WHAT YOU SHOULD DO =>
Please quote the material exactly, every line of it.
>> START
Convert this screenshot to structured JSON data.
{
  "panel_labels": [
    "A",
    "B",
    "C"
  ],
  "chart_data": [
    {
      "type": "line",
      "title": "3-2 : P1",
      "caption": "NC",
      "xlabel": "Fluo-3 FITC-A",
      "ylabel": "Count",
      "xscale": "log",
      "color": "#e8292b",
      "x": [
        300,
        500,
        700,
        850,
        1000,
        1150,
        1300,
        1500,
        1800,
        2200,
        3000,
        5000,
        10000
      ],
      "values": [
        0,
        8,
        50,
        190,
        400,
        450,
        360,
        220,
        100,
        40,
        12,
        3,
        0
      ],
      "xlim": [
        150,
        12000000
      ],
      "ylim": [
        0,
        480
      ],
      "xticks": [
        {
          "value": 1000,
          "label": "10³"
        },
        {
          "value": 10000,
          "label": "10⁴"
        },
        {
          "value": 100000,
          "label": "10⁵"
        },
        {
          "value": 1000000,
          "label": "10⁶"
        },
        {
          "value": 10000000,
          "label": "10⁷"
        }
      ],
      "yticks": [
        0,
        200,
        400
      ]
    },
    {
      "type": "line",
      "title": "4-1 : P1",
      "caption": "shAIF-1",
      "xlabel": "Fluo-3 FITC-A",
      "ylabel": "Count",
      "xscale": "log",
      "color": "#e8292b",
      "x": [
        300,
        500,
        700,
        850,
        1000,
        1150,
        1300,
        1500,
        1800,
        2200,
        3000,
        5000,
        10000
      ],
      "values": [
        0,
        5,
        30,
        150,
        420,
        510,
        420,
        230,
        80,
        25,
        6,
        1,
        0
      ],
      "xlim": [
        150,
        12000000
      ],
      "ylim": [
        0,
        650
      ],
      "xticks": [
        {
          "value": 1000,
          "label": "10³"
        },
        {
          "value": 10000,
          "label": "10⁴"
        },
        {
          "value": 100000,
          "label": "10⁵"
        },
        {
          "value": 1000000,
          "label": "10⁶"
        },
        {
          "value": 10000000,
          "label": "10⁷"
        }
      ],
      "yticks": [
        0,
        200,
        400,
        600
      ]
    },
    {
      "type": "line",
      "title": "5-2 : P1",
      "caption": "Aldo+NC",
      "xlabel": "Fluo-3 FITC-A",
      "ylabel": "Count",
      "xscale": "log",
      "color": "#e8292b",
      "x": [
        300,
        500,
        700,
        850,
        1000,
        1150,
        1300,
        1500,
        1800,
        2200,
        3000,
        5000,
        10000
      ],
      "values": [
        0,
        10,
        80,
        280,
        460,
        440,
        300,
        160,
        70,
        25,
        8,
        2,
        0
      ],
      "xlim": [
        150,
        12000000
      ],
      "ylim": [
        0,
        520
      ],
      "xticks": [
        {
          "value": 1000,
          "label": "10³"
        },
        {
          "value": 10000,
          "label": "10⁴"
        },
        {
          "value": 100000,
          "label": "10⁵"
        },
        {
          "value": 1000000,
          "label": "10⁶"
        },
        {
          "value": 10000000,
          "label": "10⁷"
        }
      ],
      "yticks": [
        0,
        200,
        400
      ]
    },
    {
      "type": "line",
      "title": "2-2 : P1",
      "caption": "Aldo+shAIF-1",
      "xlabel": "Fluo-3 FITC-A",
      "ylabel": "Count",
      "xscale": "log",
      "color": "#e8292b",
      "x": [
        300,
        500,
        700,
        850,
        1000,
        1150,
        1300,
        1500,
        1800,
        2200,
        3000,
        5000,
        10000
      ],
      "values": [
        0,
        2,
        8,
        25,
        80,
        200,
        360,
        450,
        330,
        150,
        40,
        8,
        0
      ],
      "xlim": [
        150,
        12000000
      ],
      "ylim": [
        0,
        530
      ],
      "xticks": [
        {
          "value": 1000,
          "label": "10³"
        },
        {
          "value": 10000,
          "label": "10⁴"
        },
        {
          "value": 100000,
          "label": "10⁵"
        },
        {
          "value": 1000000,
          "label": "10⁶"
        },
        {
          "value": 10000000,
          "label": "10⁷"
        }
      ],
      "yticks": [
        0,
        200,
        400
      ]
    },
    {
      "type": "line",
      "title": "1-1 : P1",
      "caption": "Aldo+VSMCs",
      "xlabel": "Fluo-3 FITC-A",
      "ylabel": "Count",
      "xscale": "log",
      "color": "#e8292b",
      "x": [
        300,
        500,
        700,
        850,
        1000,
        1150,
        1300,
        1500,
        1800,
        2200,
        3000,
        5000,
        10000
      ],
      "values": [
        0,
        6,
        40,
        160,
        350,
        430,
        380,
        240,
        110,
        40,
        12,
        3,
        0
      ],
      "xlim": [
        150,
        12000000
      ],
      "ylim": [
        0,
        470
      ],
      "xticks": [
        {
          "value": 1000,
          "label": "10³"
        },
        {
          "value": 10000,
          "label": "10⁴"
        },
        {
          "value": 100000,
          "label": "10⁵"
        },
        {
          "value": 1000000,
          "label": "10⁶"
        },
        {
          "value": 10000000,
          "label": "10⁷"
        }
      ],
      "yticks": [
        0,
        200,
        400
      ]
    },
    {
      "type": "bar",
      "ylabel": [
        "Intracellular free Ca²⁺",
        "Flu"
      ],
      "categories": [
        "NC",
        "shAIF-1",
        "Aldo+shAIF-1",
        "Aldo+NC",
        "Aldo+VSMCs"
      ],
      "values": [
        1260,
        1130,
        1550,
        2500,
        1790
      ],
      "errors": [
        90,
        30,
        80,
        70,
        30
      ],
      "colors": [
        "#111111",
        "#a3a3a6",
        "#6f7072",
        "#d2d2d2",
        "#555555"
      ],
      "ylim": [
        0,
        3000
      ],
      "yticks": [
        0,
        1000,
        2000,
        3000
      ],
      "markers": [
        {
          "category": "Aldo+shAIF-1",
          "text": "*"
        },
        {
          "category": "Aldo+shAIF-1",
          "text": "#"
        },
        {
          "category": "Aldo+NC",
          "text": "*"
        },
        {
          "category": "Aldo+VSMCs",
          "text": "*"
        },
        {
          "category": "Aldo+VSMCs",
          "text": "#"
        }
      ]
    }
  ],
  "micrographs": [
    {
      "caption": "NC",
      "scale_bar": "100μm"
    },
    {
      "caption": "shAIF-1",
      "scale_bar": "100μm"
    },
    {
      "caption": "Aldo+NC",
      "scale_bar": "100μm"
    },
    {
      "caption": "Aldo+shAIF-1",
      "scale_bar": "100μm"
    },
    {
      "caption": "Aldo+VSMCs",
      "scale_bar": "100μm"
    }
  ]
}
>> END
FINAL RESULT =>
Convert this screenshot to structured JSON data.
{
  "panel_labels": [
    "A",
    "B",
    "C"
  ],
  "chart_data": [
    {
      "type": "line",
      "title": "3-2 : P1",
      "caption": "NC",
      "xlabel": "Fluo-3 FITC-A",
      "ylabel": "Count",
      "xscale": "log",
      "color": "#e8292b",
      "x": [
        300,
        500,
        700,
        850,
        1000,
        1150,
        1300,
        1500,
        1800,
        2200,
        3000,
        5000,
        10000
      ],
      "values": [
        0,
        8,
        50,
        190,
        400,
        450,
        360,
        220,
        100,
        40,
        12,
        3,
        0
      ],
      "xlim": [
        150,
        12000000
      ],
      "ylim": [
        0,
        480
      ],
      "xticks": [
        {
          "value": 1000,
          "label": "10³"
        },
        {
          "value": 10000,
          "label": "10⁴"
        },
        {
          "value": 100000,
          "label": "10⁵"
        },
        {
          "value": 1000000,
          "label": "10⁶"
        },
        {
          "value": 10000000,
          "label": "10⁷"
        }
      ],
      "yticks": [
        0,
        200,
        400
      ]
    },
    {
      "type": "line",
      "title": "4-1 : P1",
      "caption": "shAIF-1",
      "xlabel": "Fluo-3 FITC-A",
      "ylabel": "Count",
      "xscale": "log",
      "color": "#e8292b",
      "x": [
        300,
        500,
        700,
        850,
        1000,
        1150,
        1300,
        1500,
        1800,
        2200,
        3000,
        5000,
        10000
      ],
      "values": [
        0,
        5,
        30,
        150,
        420,
        510,
        420,
        230,
        80,
        25,
        6,
        1,
        0
      ],
      "xlim": [
        150,
        12000000
      ],
      "ylim": [
        0,
        650
      ],
      "xticks": [
        {
          "value": 1000,
          "label": "10³"
        },
        {
          "value": 10000,
          "label": "10⁴"
        },
        {
          "value": 100000,
          "label": "10⁵"
        },
        {
          "value": 1000000,
          "label": "10⁶"
        },
        {
          "value": 10000000,
          "label": "10⁷"
        }
      ],
      "yticks": [
        0,
        200,
        400,
        600
      ]
    },
    {
      "type": "line",
      "title": "5-2 : P1",
      "caption": "Aldo+NC",
      "xlabel": "Fluo-3 FITC-A",
      "ylabel": "Count",
      "xscale": "log",
      "color": "#e8292b",
      "x": [
        300,
        500,
        700,
        850,
        1000,
        1150,
        1300,
        1500,
        1800,
        2200,
        3000,
        5000,
        10000
      ],
      "values": [
        0,
        10,
        80,
        280,
        460,
        440,
        300,
        160,
        70,
        25,
        8,
        2,
        0
      ],
      "xlim": [
        150,
        12000000
      ],
      "ylim": [
        0,
        520
      ],
      "xticks": [
        {
          "value": 1000,
          "label": "10³"
        },
        {
          "value": 10000,
          "label": "10⁴"
        },
        {
          "value": 100000,
          "label": "10⁵"
        },
        {
          "value": 1000000,
          "label": "10⁶"
        },
        {
          "value": 10000000,
          "label": "10⁷"
        }
      ],
      "yticks": [
        0,
        200,
        400
      ]
    },
    {
      "type": "line",
      "title": "2-2 : P1",
      "caption": "Aldo+shAIF-1",
      "xlabel": "Fluo-3 FITC-A",
      "ylabel": "Count",
      "xscale": "log",
      "color": "#e8292b",
      "x": [
        300,
        500,
        700,
        850,
        1000,
        1150,
        1300,
        1500,
        1800,
        2200,
        3000,
        5000,
        10000
      ],
      "values": [
        0,
        2,
        8,
        25,
        80,
        200,
        360,
        450,
        330,
        150,
        40,
        8,
        0
      ],
      "xlim": [
        150,
        12000000
      ],
      "ylim": [
        0,
        530
      ],
      "xticks": [
        {
          "value": 1000,
          "label": "10³"
        },
        {
          "value": 10000,
          "label": "10⁴"
        },
        {
          "value": 100000,
          "label": "10⁵"
        },
        {
          "value": 1000000,
          "label": "10⁶"
        },
        {
          "value": 10000000,
          "label": "10⁷"
        }
      ],
      "yticks": [
        0,
        200,
        400
      ]
    },
    {
      "type": "line",
      "title": "1-1 : P1",
      "caption": "Aldo+VSMCs",
      "xlabel": "Fluo-3 FITC-A",
      "ylabel": "Count",
      "xscale": "log",
      "color": "#e8292b",
      "x": [
        300,
        500,
        700,
        850,
        1000,
        1150,
        1300,
        1500,
        1800,
        2200,
        3000,
        5000,
        10000
      ],
      "values": [
        0,
        6,
        40,
        160,
        350,
        430,
        380,
        240,
        110,
        40,
        12,
        3,
        0
      ],
      "xlim": [
        150,
        12000000
      ],
      "ylim": [
        0,
        470
      ],
      "xticks": [
        {
          "value": 1000,
          "label": "10³"
        },
        {
          "value": 10000,
          "label": "10⁴"
        },
        {
          "value": 100000,
          "label": "10⁵"
        },
        {
          "value": 1000000,
          "label": "10⁶"
        },
        {
          "value": 10000000,
          "label": "10⁷"
        }
      ],
      "yticks": [
        0,
        200,
        400
      ]
    },
    {
      "type": "bar",
      "ylabel": [
        "Intracellular free Ca²⁺",
        "Flu"
      ],
      "categories": [
        "NC",
        "shAIF-1",
        "Aldo+shAIF-1",
        "Aldo+NC",
        "Aldo+VSMCs"
      ],
      "values": [
        1260,
        1130,
        1550,
        2500,
        1790
      ],
      "errors": [
        90,
        30,
        80,
        70,
        30
      ],
      "colors": [
        "#111111",
        "#a3a3a6",
        "#6f7072",
        "#d2d2d2",
        "#555555"
      ],
      "ylim": [
        0,
        3000
      ],
      "yticks": [
        0,
        1000,
        2000,
        3000
      ],
      "markers": [
        {
          "category": "Aldo+shAIF-1",
          "text": "*"
        },
        {
          "category": "Aldo+shAIF-1",
          "text": "#"
        },
        {
          "category": "Aldo+NC",
          "text": "*"
        },
        {
          "category": "Aldo+VSMCs",
          "text": "*"
        },
        {
          "category": "Aldo+VSMCs",
          "text": "#"
        }
      ]
    }
  ],
  "micrographs": [
    {
      "caption": "NC",
      "scale_bar": "100μm"
    },
    {
      "caption": "shAIF-1",
      "scale_bar": "100μm"
    },
    {
      "caption": "Aldo+NC",
      "scale_bar": "100μm"
    },
    {
      "caption": "Aldo+shAIF-1",
      "scale_bar": "100μm"
    },
    {
      "caption": "Aldo+VSMCs",
      "scale_bar": "100μm"
    }
  ]
}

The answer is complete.